> Exercise requirements
For the entries that appear below, write out the exact text and omit the pictures.

Items from a dataset
■ ■ ■

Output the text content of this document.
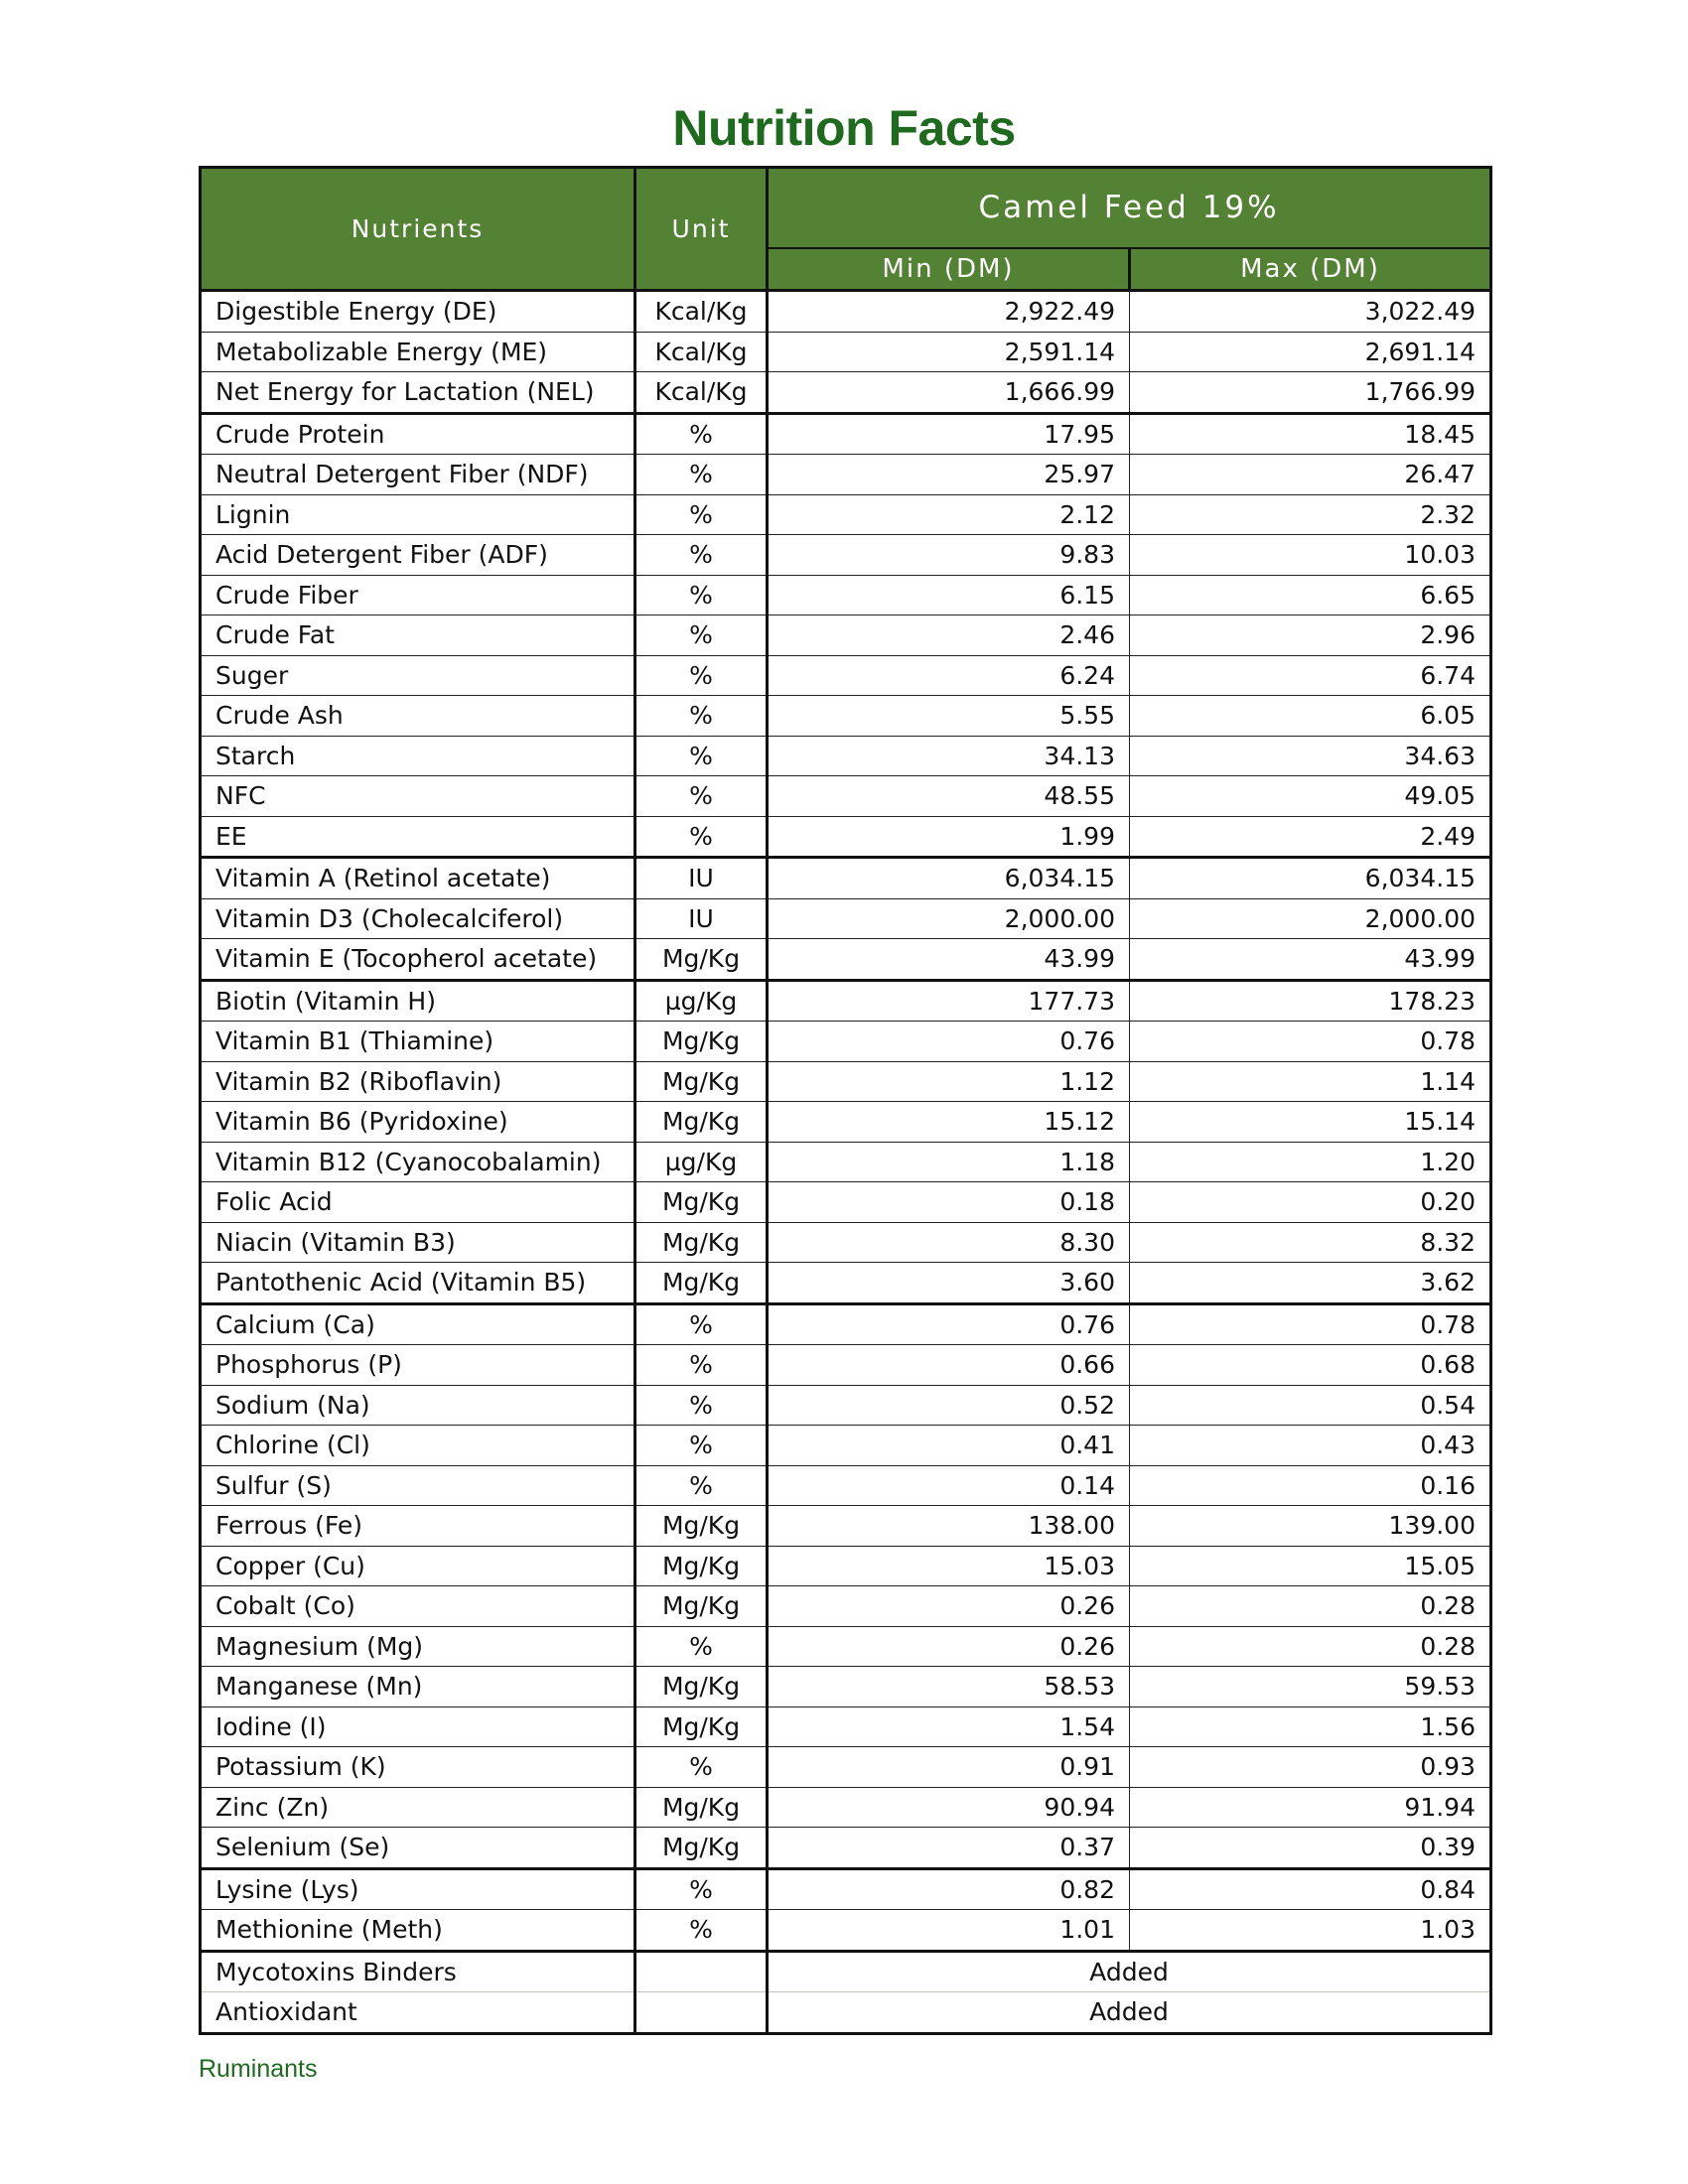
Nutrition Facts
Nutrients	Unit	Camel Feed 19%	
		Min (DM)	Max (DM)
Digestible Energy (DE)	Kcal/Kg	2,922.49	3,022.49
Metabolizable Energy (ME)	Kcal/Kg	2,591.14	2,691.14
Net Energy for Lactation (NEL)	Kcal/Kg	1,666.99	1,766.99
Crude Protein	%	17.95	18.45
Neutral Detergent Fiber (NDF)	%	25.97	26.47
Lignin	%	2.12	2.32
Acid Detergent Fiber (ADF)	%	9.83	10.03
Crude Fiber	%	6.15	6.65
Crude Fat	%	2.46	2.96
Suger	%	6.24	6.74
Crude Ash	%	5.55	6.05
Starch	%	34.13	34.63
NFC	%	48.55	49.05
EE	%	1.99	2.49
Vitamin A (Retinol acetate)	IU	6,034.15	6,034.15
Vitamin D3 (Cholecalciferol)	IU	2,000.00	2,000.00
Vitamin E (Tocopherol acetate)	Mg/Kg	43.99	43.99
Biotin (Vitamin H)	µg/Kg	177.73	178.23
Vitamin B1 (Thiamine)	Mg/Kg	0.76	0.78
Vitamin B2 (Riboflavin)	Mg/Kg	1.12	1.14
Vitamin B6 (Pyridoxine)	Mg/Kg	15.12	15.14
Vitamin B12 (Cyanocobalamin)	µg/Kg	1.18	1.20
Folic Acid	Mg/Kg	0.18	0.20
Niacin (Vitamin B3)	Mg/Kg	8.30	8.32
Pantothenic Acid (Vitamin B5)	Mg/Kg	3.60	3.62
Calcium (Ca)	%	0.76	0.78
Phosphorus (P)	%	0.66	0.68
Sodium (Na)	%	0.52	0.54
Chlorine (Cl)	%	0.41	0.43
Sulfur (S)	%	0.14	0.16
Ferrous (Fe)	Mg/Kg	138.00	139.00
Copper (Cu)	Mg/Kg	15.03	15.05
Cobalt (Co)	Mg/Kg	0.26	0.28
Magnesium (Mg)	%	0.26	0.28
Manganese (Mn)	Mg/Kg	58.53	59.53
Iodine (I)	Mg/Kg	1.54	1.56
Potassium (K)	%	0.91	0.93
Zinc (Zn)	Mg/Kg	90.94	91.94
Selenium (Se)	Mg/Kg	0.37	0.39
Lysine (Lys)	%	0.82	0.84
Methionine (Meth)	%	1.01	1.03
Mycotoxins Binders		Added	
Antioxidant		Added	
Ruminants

■ ■ ■

> Solution to this task
Output the text content of this document.
Nutrition Facts
Nutrients	Unit	Camel Feed 19%	
		Min (DM)	Max (DM)
Digestible Energy (DE)	Kcal/Kg	2,922.49	3,022.49
Metabolizable Energy (ME)	Kcal/Kg	2,591.14	2,691.14
Net Energy for Lactation (NEL)	Kcal/Kg	1,666.99	1,766.99
Crude Protein	%	17.95	18.45
Neutral Detergent Fiber (NDF)	%	25.97	26.47
Lignin	%	2.12	2.32
Acid Detergent Fiber (ADF)	%	9.83	10.03
Crude Fiber	%	6.15	6.65
Crude Fat	%	2.46	2.96
Suger	%	6.24	6.74
Crude Ash	%	5.55	6.05
Starch	%	34.13	34.63
NFC	%	48.55	49.05
EE	%	1.99	2.49
Vitamin A (Retinol acetate)	IU	6,034.15	6,034.15
Vitamin D3 (Cholecalciferol)	IU	2,000.00	2,000.00
Vitamin E (Tocopherol acetate)	Mg/Kg	43.99	43.99
Biotin (Vitamin H)	µg/Kg	177.73	178.23
Vitamin B1 (Thiamine)	Mg/Kg	0.76	0.78
Vitamin B2 (Riboflavin)	Mg/Kg	1.12	1.14
Vitamin B6 (Pyridoxine)	Mg/Kg	15.12	15.14
Vitamin B12 (Cyanocobalamin)	µg/Kg	1.18	1.20
Folic Acid	Mg/Kg	0.18	0.20
Niacin (Vitamin B3)	Mg/Kg	8.30	8.32
Pantothenic Acid (Vitamin B5)	Mg/Kg	3.60	3.62
Calcium (Ca)	%	0.76	0.78
Phosphorus (P)	%	0.66	0.68
Sodium (Na)	%	0.52	0.54
Chlorine (Cl)	%	0.41	0.43
Sulfur (S)	%	0.14	0.16
Ferrous (Fe)	Mg/Kg	138.00	139.00
Copper (Cu)	Mg/Kg	15.03	15.05
Cobalt (Co)	Mg/Kg	0.26	0.28
Magnesium (Mg)	%	0.26	0.28
Manganese (Mn)	Mg/Kg	58.53	59.53
Iodine (I)	Mg/Kg	1.54	1.56
Potassium (K)	%	0.91	0.93
Zinc (Zn)	Mg/Kg	90.94	91.94
Selenium (Se)	Mg/Kg	0.37	0.39
Lysine (Lys)	%	0.82	0.84
Methionine (Meth)	%	1.01	1.03
Mycotoxins Binders		Added	
Antioxidant		Added	
Ruminants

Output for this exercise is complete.